(Dataset excerpt)
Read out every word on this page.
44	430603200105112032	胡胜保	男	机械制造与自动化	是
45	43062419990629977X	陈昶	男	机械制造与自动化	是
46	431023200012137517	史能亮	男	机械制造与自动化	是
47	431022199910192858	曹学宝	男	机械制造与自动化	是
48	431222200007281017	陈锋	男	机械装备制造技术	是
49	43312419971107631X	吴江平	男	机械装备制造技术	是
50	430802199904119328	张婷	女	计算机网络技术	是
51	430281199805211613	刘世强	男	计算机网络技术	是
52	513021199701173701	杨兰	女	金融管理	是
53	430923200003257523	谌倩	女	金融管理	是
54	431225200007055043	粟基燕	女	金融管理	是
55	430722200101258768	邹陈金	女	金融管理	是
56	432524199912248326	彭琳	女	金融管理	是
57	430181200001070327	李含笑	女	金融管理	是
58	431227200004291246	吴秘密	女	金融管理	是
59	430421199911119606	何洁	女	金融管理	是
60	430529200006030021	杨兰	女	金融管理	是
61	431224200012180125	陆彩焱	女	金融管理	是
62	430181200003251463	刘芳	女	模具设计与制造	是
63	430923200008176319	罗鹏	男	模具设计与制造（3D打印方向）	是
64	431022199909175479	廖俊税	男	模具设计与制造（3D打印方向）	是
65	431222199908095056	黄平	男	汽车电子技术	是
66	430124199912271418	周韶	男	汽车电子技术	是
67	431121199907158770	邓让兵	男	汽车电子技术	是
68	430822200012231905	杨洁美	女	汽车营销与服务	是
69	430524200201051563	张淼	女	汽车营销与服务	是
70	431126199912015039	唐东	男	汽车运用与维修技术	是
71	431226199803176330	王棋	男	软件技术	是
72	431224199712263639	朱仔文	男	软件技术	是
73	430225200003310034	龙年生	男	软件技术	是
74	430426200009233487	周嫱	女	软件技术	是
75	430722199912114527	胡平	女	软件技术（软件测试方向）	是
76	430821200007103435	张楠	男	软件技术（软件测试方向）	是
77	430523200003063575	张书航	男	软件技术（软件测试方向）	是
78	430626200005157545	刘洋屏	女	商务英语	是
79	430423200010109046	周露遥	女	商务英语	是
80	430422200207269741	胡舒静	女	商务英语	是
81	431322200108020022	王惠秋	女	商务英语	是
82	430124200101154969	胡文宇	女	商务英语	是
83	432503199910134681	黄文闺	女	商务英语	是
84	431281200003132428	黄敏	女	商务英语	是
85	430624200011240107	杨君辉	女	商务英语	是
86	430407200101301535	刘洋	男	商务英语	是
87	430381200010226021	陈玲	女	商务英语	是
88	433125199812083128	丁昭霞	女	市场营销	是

**INSTRUCTION:**
State the count of lines in the data holding the word "软件测试方向", adding nothing to it.

**ANSWER FOR THIS EXERCISE:**
3